__THE REQUEST__.
Retype the data that follows line by line, exactly, and leave its pictures out.

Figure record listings

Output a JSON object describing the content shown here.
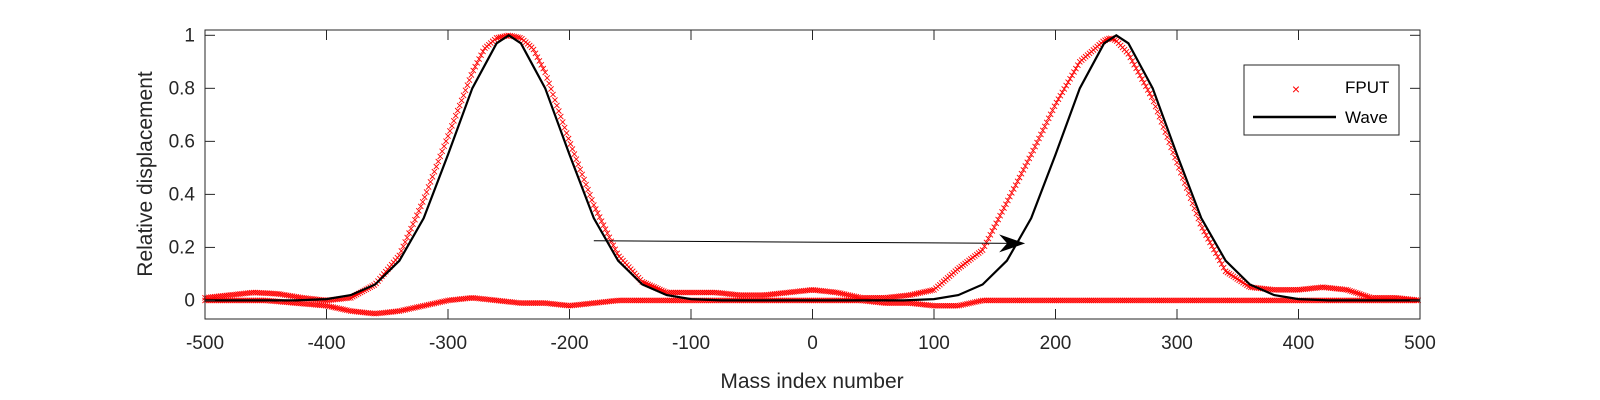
{
  "chart_data": {
    "type": "scatter",
    "title": "",
    "xlabel": "Mass index number",
    "ylabel": "Relative displacement",
    "xlim": [
      -500,
      500
    ],
    "ylim": [
      -0.07,
      1.02
    ],
    "x_ticks": [
      -500,
      -400,
      -300,
      -200,
      -100,
      0,
      100,
      200,
      300,
      400,
      500
    ],
    "x_tick_labels": [
      "-500",
      "-400",
      "-300",
      "-200",
      "-100",
      "0",
      "100",
      "200",
      "300",
      "400",
      "500"
    ],
    "y_ticks": [
      0,
      0.2,
      0.4,
      0.6,
      0.8,
      1
    ],
    "y_tick_labels": [
      "0",
      "0.2",
      "0.4",
      "0.6",
      "0.8",
      "1"
    ],
    "grid": false,
    "legend_position": "top-right",
    "colors": {
      "fput": "#ff0000",
      "wave": "#000000",
      "axis": "#262626"
    },
    "series": [
      {
        "name": "FPUT",
        "style": "x-markers",
        "x": [
          -500,
          -480,
          -460,
          -440,
          -420,
          -400,
          -380,
          -360,
          -340,
          -320,
          -300,
          -280,
          -270,
          -260,
          -250,
          -240,
          -230,
          -220,
          -200,
          -180,
          -160,
          -140,
          -120,
          -100,
          -80,
          -60,
          -40,
          -20,
          0,
          20,
          40,
          60,
          80,
          100,
          120,
          140,
          160,
          180,
          200,
          220,
          240,
          245,
          250,
          260,
          280,
          300,
          320,
          340,
          360,
          380,
          400,
          420,
          440,
          460,
          480,
          500
        ],
        "y": [
          0.01,
          0.02,
          0.03,
          0.025,
          0.01,
          0.0,
          0.01,
          0.06,
          0.17,
          0.38,
          0.62,
          0.86,
          0.95,
          0.99,
          1.0,
          0.99,
          0.95,
          0.86,
          0.6,
          0.36,
          0.17,
          0.07,
          0.03,
          0.03,
          0.03,
          0.02,
          0.02,
          0.03,
          0.04,
          0.03,
          0.01,
          0.01,
          0.02,
          0.04,
          0.12,
          0.19,
          0.37,
          0.55,
          0.74,
          0.9,
          0.98,
          0.99,
          0.98,
          0.93,
          0.76,
          0.52,
          0.28,
          0.11,
          0.05,
          0.04,
          0.04,
          0.05,
          0.04,
          0.01,
          0.01,
          0.0
        ]
      },
      {
        "name": "FPUT",
        "style": "x-markers",
        "x": [
          -500,
          -450,
          -400,
          -380,
          -360,
          -340,
          -320,
          -300,
          -280,
          -260,
          -240,
          -220,
          -200,
          -180,
          -160,
          -140,
          -120,
          -100,
          -80,
          -60,
          -40,
          -20,
          0,
          20,
          40,
          60,
          80,
          100,
          120,
          140,
          160,
          180,
          200,
          250,
          300,
          350,
          400,
          450,
          500
        ],
        "y": [
          0.0,
          0.0,
          -0.02,
          -0.04,
          -0.05,
          -0.04,
          -0.02,
          0.0,
          0.01,
          0.0,
          -0.01,
          -0.01,
          -0.02,
          -0.01,
          0.0,
          0.0,
          0.0,
          0.0,
          0.0,
          0.0,
          0.0,
          0.0,
          0.0,
          0.0,
          0.0,
          -0.01,
          -0.01,
          -0.02,
          -0.02,
          0.0,
          0.0,
          0.0,
          0.0,
          0.0,
          0.0,
          0.0,
          0.0,
          0.0,
          0.0
        ]
      },
      {
        "name": "Wave",
        "style": "line",
        "x": [
          -500,
          -450,
          -425,
          -400,
          -380,
          -360,
          -340,
          -320,
          -300,
          -280,
          -260,
          -250,
          -240,
          -220,
          -200,
          -180,
          -160,
          -140,
          -120,
          -100,
          -75,
          -50,
          0,
          50,
          75,
          100,
          120,
          140,
          160,
          180,
          200,
          220,
          240,
          250,
          260,
          280,
          300,
          320,
          340,
          360,
          380,
          400,
          425,
          450,
          500
        ],
        "y": [
          0,
          0,
          0.0,
          0.005,
          0.02,
          0.06,
          0.15,
          0.31,
          0.55,
          0.8,
          0.97,
          1.0,
          0.97,
          0.8,
          0.55,
          0.31,
          0.15,
          0.06,
          0.02,
          0.005,
          0,
          0,
          0,
          0,
          0,
          0.005,
          0.02,
          0.06,
          0.15,
          0.31,
          0.55,
          0.8,
          0.97,
          1.0,
          0.97,
          0.8,
          0.55,
          0.31,
          0.15,
          0.06,
          0.02,
          0.005,
          0,
          0,
          0
        ]
      }
    ],
    "annotations": [
      {
        "type": "arrow",
        "from": [
          -180,
          0.225
        ],
        "to": [
          175,
          0.215
        ]
      }
    ],
    "legend": [
      {
        "label": "FPUT",
        "marker": "x"
      },
      {
        "label": "Wave",
        "marker": "line"
      }
    ]
  }
}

__ANSWER TO THIS EXERCISE__.
Output a JSON object describing the content shown here.
{
  "chart_data": {
    "type": "scatter",
    "title": "",
    "xlabel": "Mass index number",
    "ylabel": "Relative displacement",
    "xlim": [
      -500,
      500
    ],
    "ylim": [
      -0.07,
      1.02
    ],
    "x_ticks": [
      -500,
      -400,
      -300,
      -200,
      -100,
      0,
      100,
      200,
      300,
      400,
      500
    ],
    "x_tick_labels": [
      "-500",
      "-400",
      "-300",
      "-200",
      "-100",
      "0",
      "100",
      "200",
      "300",
      "400",
      "500"
    ],
    "y_ticks": [
      0,
      0.2,
      0.4,
      0.6,
      0.8,
      1
    ],
    "y_tick_labels": [
      "0",
      "0.2",
      "0.4",
      "0.6",
      "0.8",
      "1"
    ],
    "grid": false,
    "legend_position": "top-right",
    "colors": {
      "fput": "#ff0000",
      "wave": "#000000",
      "axis": "#262626"
    },
    "series": [
      {
        "name": "FPUT",
        "style": "x-markers",
        "x": [
          -500,
          -480,
          -460,
          -440,
          -420,
          -400,
          -380,
          -360,
          -340,
          -320,
          -300,
          -280,
          -270,
          -260,
          -250,
          -240,
          -230,
          -220,
          -200,
          -180,
          -160,
          -140,
          -120,
          -100,
          -80,
          -60,
          -40,
          -20,
          0,
          20,
          40,
          60,
          80,
          100,
          120,
          140,
          160,
          180,
          200,
          220,
          240,
          245,
          250,
          260,
          280,
          300,
          320,
          340,
          360,
          380,
          400,
          420,
          440,
          460,
          480,
          500
        ],
        "y": [
          0.01,
          0.02,
          0.03,
          0.025,
          0.01,
          0.0,
          0.01,
          0.06,
          0.17,
          0.38,
          0.62,
          0.86,
          0.95,
          0.99,
          1.0,
          0.99,
          0.95,
          0.86,
          0.6,
          0.36,
          0.17,
          0.07,
          0.03,
          0.03,
          0.03,
          0.02,
          0.02,
          0.03,
          0.04,
          0.03,
          0.01,
          0.01,
          0.02,
          0.04,
          0.12,
          0.19,
          0.37,
          0.55,
          0.74,
          0.9,
          0.98,
          0.99,
          0.98,
          0.93,
          0.76,
          0.52,
          0.28,
          0.11,
          0.05,
          0.04,
          0.04,
          0.05,
          0.04,
          0.01,
          0.01,
          0.0
        ]
      },
      {
        "name": "FPUT",
        "style": "x-markers",
        "x": [
          -500,
          -450,
          -400,
          -380,
          -360,
          -340,
          -320,
          -300,
          -280,
          -260,
          -240,
          -220,
          -200,
          -180,
          -160,
          -140,
          -120,
          -100,
          -80,
          -60,
          -40,
          -20,
          0,
          20,
          40,
          60,
          80,
          100,
          120,
          140,
          160,
          180,
          200,
          250,
          300,
          350,
          400,
          450,
          500
        ],
        "y": [
          0.0,
          0.0,
          -0.02,
          -0.04,
          -0.05,
          -0.04,
          -0.02,
          0.0,
          0.01,
          0.0,
          -0.01,
          -0.01,
          -0.02,
          -0.01,
          0.0,
          0.0,
          0.0,
          0.0,
          0.0,
          0.0,
          0.0,
          0.0,
          0.0,
          0.0,
          0.0,
          -0.01,
          -0.01,
          -0.02,
          -0.02,
          0.0,
          0.0,
          0.0,
          0.0,
          0.0,
          0.0,
          0.0,
          0.0,
          0.0,
          0.0
        ]
      },
      {
        "name": "Wave",
        "style": "line",
        "x": [
          -500,
          -450,
          -425,
          -400,
          -380,
          -360,
          -340,
          -320,
          -300,
          -280,
          -260,
          -250,
          -240,
          -220,
          -200,
          -180,
          -160,
          -140,
          -120,
          -100,
          -75,
          -50,
          0,
          50,
          75,
          100,
          120,
          140,
          160,
          180,
          200,
          220,
          240,
          250,
          260,
          280,
          300,
          320,
          340,
          360,
          380,
          400,
          425,
          450,
          500
        ],
        "y": [
          0,
          0,
          0.0,
          0.005,
          0.02,
          0.06,
          0.15,
          0.31,
          0.55,
          0.8,
          0.97,
          1.0,
          0.97,
          0.8,
          0.55,
          0.31,
          0.15,
          0.06,
          0.02,
          0.005,
          0,
          0,
          0,
          0,
          0,
          0.005,
          0.02,
          0.06,
          0.15,
          0.31,
          0.55,
          0.8,
          0.97,
          1.0,
          0.97,
          0.8,
          0.55,
          0.31,
          0.15,
          0.06,
          0.02,
          0.005,
          0,
          0,
          0
        ]
      }
    ],
    "annotations": [
      {
        "type": "arrow",
        "from": [
          -180,
          0.225
        ],
        "to": [
          175,
          0.215
        ]
      }
    ],
    "legend": [
      {
        "label": "FPUT",
        "marker": "x"
      },
      {
        "label": "Wave",
        "marker": "line"
      }
    ]
  }
}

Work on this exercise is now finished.